▶ [Exercise] Across the listing below, how many lines hold "subtitle"? Reply with the number by itself.

▶ [Data]
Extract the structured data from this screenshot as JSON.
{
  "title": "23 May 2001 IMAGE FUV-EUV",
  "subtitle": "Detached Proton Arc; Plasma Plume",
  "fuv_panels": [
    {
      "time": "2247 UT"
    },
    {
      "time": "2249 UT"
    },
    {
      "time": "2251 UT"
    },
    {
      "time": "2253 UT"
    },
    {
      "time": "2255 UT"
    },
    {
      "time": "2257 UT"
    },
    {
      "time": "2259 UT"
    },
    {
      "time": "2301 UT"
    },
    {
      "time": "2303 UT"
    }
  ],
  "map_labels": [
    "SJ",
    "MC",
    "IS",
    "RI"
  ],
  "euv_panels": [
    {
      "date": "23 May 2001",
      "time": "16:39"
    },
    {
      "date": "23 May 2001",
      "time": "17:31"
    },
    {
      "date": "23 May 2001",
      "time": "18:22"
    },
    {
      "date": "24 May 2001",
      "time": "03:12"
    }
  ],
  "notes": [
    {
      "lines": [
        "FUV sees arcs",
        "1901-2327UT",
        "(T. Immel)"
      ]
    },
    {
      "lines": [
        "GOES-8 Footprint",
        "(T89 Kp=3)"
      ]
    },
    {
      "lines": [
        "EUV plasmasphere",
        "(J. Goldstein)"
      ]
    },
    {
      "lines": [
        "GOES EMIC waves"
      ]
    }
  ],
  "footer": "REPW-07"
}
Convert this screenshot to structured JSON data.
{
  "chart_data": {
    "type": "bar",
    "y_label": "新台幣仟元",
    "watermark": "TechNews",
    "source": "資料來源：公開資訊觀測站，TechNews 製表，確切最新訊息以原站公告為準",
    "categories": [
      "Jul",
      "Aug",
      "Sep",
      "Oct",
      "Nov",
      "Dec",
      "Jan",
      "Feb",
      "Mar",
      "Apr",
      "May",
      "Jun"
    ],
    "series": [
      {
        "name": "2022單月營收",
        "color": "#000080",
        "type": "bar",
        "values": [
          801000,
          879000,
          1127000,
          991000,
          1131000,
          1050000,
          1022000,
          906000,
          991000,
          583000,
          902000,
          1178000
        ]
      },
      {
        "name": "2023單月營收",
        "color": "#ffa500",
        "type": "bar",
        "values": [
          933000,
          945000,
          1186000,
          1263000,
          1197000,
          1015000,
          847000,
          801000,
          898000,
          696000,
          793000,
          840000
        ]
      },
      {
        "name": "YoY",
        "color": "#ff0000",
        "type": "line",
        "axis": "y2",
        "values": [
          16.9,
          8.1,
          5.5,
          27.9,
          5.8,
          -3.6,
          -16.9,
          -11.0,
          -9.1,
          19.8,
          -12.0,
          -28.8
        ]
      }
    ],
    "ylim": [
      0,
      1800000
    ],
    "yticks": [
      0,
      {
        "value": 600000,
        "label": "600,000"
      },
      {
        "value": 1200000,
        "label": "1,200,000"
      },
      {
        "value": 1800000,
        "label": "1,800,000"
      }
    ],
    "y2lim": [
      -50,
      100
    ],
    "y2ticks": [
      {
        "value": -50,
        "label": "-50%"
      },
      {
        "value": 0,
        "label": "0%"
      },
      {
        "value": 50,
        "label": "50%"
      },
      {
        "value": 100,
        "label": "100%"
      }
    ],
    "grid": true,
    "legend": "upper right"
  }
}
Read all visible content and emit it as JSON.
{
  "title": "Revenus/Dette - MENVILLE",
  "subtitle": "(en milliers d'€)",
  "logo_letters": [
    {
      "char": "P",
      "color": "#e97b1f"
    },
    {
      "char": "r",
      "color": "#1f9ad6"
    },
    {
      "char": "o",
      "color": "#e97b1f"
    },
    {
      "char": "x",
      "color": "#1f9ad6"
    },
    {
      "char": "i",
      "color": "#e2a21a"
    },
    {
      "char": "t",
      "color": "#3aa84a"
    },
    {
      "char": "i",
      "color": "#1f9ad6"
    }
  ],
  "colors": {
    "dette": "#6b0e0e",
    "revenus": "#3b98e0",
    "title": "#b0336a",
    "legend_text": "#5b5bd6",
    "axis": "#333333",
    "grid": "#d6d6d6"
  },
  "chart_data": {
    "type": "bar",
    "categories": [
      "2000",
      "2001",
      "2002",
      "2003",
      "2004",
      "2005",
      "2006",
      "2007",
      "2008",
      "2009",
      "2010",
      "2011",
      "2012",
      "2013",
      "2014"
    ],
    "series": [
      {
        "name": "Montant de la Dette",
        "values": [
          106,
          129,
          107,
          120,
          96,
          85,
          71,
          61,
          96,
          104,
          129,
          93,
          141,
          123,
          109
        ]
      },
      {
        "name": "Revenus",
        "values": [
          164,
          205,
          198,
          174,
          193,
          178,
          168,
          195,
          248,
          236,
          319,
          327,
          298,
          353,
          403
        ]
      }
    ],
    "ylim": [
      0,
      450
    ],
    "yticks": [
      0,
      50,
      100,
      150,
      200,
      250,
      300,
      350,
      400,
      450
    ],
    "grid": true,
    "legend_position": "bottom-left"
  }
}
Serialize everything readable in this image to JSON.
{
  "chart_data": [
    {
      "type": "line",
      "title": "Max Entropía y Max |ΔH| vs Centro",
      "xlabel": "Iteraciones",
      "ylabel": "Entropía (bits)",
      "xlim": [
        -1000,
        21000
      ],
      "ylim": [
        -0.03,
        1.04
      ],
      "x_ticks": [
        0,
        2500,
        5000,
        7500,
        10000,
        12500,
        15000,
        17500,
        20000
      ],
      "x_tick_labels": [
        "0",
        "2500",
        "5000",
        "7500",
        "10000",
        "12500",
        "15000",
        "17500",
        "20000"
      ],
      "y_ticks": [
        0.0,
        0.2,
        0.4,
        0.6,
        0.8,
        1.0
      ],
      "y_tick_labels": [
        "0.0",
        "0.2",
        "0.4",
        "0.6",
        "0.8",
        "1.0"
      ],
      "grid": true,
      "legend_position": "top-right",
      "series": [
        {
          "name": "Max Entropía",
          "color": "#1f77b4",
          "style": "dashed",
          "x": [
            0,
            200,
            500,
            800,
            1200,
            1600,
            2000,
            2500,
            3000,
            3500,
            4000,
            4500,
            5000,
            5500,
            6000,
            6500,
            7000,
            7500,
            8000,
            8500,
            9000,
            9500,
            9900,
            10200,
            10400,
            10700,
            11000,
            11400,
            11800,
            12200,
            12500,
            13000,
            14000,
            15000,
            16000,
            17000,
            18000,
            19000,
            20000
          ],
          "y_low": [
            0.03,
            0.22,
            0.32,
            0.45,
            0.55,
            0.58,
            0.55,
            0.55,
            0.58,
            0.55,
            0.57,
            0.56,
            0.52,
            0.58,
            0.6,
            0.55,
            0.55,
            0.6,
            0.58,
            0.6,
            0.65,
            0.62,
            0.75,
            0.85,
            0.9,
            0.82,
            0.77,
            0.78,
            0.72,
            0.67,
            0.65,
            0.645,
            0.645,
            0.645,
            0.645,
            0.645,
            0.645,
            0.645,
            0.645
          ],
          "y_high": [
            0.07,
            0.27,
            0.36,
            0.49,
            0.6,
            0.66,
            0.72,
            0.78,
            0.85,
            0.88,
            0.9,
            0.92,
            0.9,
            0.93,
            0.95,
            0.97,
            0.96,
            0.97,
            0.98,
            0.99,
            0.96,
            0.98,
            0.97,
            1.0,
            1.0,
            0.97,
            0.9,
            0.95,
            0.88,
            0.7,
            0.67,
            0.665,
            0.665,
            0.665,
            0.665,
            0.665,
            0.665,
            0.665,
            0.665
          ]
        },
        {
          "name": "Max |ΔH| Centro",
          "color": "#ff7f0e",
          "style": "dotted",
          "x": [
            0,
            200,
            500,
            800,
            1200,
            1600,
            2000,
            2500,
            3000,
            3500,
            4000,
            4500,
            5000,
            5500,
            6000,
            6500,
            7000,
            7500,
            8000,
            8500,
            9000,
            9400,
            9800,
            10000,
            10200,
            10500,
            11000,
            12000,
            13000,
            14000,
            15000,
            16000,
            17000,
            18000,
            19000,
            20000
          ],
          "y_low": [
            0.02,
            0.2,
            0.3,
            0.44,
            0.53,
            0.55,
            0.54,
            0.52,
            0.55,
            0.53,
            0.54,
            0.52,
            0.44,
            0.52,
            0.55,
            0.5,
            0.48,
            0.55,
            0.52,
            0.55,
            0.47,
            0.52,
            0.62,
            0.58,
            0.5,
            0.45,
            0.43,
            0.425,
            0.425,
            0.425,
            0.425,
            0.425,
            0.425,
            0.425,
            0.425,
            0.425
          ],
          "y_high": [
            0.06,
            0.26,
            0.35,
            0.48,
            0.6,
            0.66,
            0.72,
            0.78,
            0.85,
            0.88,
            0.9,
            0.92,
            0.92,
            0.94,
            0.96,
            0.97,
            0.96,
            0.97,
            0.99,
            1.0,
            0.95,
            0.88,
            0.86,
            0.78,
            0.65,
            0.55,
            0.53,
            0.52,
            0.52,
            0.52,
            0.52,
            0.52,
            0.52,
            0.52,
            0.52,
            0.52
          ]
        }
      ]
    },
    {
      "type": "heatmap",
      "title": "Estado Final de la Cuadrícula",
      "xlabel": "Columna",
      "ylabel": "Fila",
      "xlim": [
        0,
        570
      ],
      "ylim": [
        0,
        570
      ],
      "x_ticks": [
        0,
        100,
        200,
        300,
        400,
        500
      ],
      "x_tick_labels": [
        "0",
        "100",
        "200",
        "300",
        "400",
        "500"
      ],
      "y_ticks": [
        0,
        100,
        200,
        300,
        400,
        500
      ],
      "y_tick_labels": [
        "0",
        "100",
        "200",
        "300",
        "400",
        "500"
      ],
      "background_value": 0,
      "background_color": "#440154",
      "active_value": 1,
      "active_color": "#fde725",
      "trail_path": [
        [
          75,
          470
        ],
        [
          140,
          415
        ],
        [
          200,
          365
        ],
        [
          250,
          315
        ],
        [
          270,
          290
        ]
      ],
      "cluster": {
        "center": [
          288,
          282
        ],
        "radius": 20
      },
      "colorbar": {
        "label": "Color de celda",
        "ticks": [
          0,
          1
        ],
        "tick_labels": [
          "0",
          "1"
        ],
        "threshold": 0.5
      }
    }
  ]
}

▶ [Task answer] 2